_Extract provided_
Embedding method (default='largeVis'). Currently 'largeVis' and 'UMAP' are supported.

embedding.name

character Optional name of the name of the embedding set by user to store multiple embeddings (default: method name)

M

numeric (largeVis) The number of negative edges to sample for each positive edge to be used (default=1)

gamma

numeric (largeVis) The strength of the force pushing non-neighbor nodes apart (default=1)

alpha

numeric (largeVis) Hyperparameter used in the default distance function, 1 / (1 + α \dot ||y_i - y_j||^2) (default=0.1). The function relates the distance between points in the low-dimensional projection to the likelihood that the two points are nearest neighbors. Increasing α tends to push nodes and their neighbors closer together; decreasing α produces a broader distribution. Setting α to zero enables the alternative distance function. α below zero is meaningless.

perplexity

(largeVis) The perplexity passed to largeVis (default=NA)

sgd_batches

(largeVis) The number of edges to process during SGD (default=1e8). Defaults to a value set based on the size of the dataset. If the parameter given is between 0 and 1, the default value will be multiplied by the parameter.

_Problems to work on_
1: List every parameter in the embedding parameter documentation whose description is labeled "(largeVis)".
2: Carry on the embedding parameter documentation from its last sentence.
The records that come next are from a separate source and have no connection to the parameter documentation.

_Listing_
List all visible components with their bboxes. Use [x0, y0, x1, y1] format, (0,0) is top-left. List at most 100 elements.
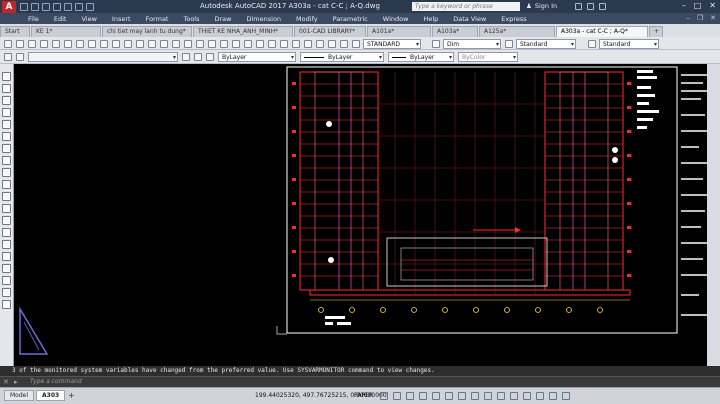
- linetype-dropdown[interactable]: ByLayer ▾: [300, 52, 384, 62]
- tab-thiet-ke[interactable]: THIET KE NHA_ANH_MINH*: [193, 26, 293, 37]
- selection-cycling-icon[interactable]: [484, 392, 492, 400]
- plotstyle-dropdown[interactable]: ByColor ▾: [458, 52, 518, 62]
- save-icon[interactable]: [42, 2, 50, 11]
- point-icon[interactable]: [2, 228, 11, 237]
- ellipse-arc-icon[interactable]: [2, 192, 11, 201]
- menu-window[interactable]: Window: [383, 15, 409, 23]
- tab-start[interactable]: Start: [0, 26, 30, 37]
- polar-icon[interactable]: [419, 392, 427, 400]
- drawing-canvas[interactable]: [15, 64, 720, 366]
- search-input[interactable]: Type a keyword or phrase: [412, 2, 520, 11]
- toolbar-icon-11[interactable]: [124, 40, 132, 48]
- menu-help[interactable]: Help: [423, 15, 438, 23]
- tab-model[interactable]: Model: [4, 390, 35, 401]
- toolbar-icon-3[interactable]: [28, 40, 36, 48]
- rectangle-icon[interactable]: [2, 120, 11, 129]
- new-tab-button[interactable]: +: [649, 26, 663, 37]
- menu-insert[interactable]: Insert: [112, 15, 131, 23]
- maximize-icon[interactable]: □: [694, 1, 702, 10]
- toolbar-icon-15[interactable]: [172, 40, 180, 48]
- menu-express[interactable]: Express: [501, 15, 526, 23]
- close-icon[interactable]: ✕: [709, 1, 716, 10]
- space-toggle[interactable]: PAPER: [354, 392, 373, 399]
- toolbar-icon-21[interactable]: [244, 40, 252, 48]
- spline-icon[interactable]: [2, 168, 11, 177]
- snap-icon[interactable]: [393, 392, 401, 400]
- tab-a303a[interactable]: A303a - cat C-C ; A-Q*: [556, 26, 648, 37]
- polygon-icon[interactable]: [2, 108, 11, 117]
- command-input[interactable]: Type a command: [30, 378, 82, 385]
- clean-screen-icon[interactable]: [549, 392, 557, 400]
- color-dropdown[interactable]: ByLayer ▾: [218, 52, 296, 62]
- toolbar-icon-12[interactable]: [136, 40, 144, 48]
- menu-format[interactable]: Format: [146, 15, 169, 23]
- menu-tools[interactable]: Tools: [183, 15, 199, 23]
- add-layout-icon[interactable]: +: [68, 391, 75, 400]
- tab-a103a[interactable]: A103a*: [432, 26, 478, 37]
- ellipse-icon[interactable]: [2, 180, 11, 189]
- cart-icon[interactable]: [575, 3, 582, 10]
- dim-style-dropdown[interactable]: Dim ▾: [443, 39, 501, 49]
- toolbar-icon-23[interactable]: [268, 40, 276, 48]
- toolbar-icon-27[interactable]: [316, 40, 324, 48]
- table-icon[interactable]: [2, 276, 11, 285]
- customize-icon[interactable]: [562, 392, 570, 400]
- line-tool-icon[interactable]: [2, 72, 11, 81]
- table-style-dropdown[interactable]: Standard ▾: [516, 39, 576, 49]
- circle-icon[interactable]: [2, 144, 11, 153]
- polyline-icon[interactable]: [2, 96, 11, 105]
- autocad-logo-icon[interactable]: A: [2, 0, 16, 13]
- tab-a125a[interactable]: A125a*: [479, 26, 555, 37]
- sign-in-button[interactable]: ♟ Sign In: [526, 2, 557, 10]
- make-current-icon[interactable]: [182, 53, 190, 61]
- vertical-scrollbar[interactable]: [707, 64, 720, 366]
- make-block-icon[interactable]: [2, 216, 11, 225]
- toolbar-icon-8[interactable]: [88, 40, 96, 48]
- osnap-icon[interactable]: [432, 392, 440, 400]
- toolbar-icon-26[interactable]: [304, 40, 312, 48]
- arc-icon[interactable]: [2, 132, 11, 141]
- doc-minimize-icon[interactable]: –: [686, 14, 690, 22]
- layer-state-icon[interactable]: [16, 53, 24, 61]
- isolate-icon[interactable]: [523, 392, 531, 400]
- toolbar-icon-20[interactable]: [232, 40, 240, 48]
- mtext-icon[interactable]: [2, 288, 11, 297]
- lineweight-dropdown[interactable]: ByLayer ▾: [388, 52, 454, 62]
- lineweight-icon[interactable]: [458, 392, 466, 400]
- open-icon[interactable]: [31, 2, 39, 11]
- new-icon[interactable]: [20, 2, 28, 11]
- annotation-scale-icon[interactable]: [497, 392, 505, 400]
- tab-chi-tiet[interactable]: chi tiet may lanh tu dung*: [102, 26, 192, 37]
- menu-dimension[interactable]: Dimension: [246, 15, 281, 23]
- toolbar-icon-5[interactable]: [52, 40, 60, 48]
- toolbar-icon-6[interactable]: [64, 40, 72, 48]
- toolbar-icon-2[interactable]: [16, 40, 24, 48]
- help-icon[interactable]: [599, 3, 606, 10]
- workspace-gear-icon[interactable]: [510, 392, 518, 400]
- tab-layout-a303[interactable]: A303: [36, 390, 66, 401]
- menu-view[interactable]: View: [81, 15, 96, 23]
- add-selected-icon[interactable]: [2, 300, 11, 309]
- toolbar-icon-13[interactable]: [148, 40, 156, 48]
- toolbar-icon-24[interactable]: [280, 40, 288, 48]
- construction-line-icon[interactable]: [2, 84, 11, 93]
- tab-a101a[interactable]: A101a*: [367, 26, 431, 37]
- hatch-icon[interactable]: [2, 240, 11, 249]
- grid-icon[interactable]: [380, 392, 388, 400]
- gradient-icon[interactable]: [2, 252, 11, 261]
- text-style-dropdown[interactable]: STANDARD ▾: [363, 39, 421, 49]
- otrack-icon[interactable]: [445, 392, 453, 400]
- toolbar-icon-14[interactable]: [160, 40, 168, 48]
- ortho-icon[interactable]: [406, 392, 414, 400]
- toolbar-icon-4[interactable]: [40, 40, 48, 48]
- tab-cad-library[interactable]: 001-CAD LIBRARY*: [294, 26, 366, 37]
- insert-block-icon[interactable]: [2, 204, 11, 213]
- redo-icon[interactable]: [86, 2, 94, 11]
- undo-icon[interactable]: [75, 2, 83, 11]
- menu-draw[interactable]: Draw: [215, 15, 232, 23]
- menu-data-view[interactable]: Data View: [453, 15, 486, 23]
- menu-modify[interactable]: Modify: [296, 15, 318, 23]
- doc-restore-icon[interactable]: ❐: [697, 14, 703, 22]
- toolbar-icon-18[interactable]: [208, 40, 216, 48]
- transparency-icon[interactable]: [471, 392, 479, 400]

_Solved problems_
1: M, gamma, alpha, perplexity, sgd_batches

2:
seed

numeric Random seed for the largeVis algorithm (default=1)

verbose

boolean Whether to provide verbose output (default=TRUE)

target.dims

numeric Number of dimensions for the reduction (default=2). Higher dimensions can be used to generate embeddings for subsequent reductions by other methods, such as tSNE

...

Method plotClusterStability()

Plot cluster stability statistics.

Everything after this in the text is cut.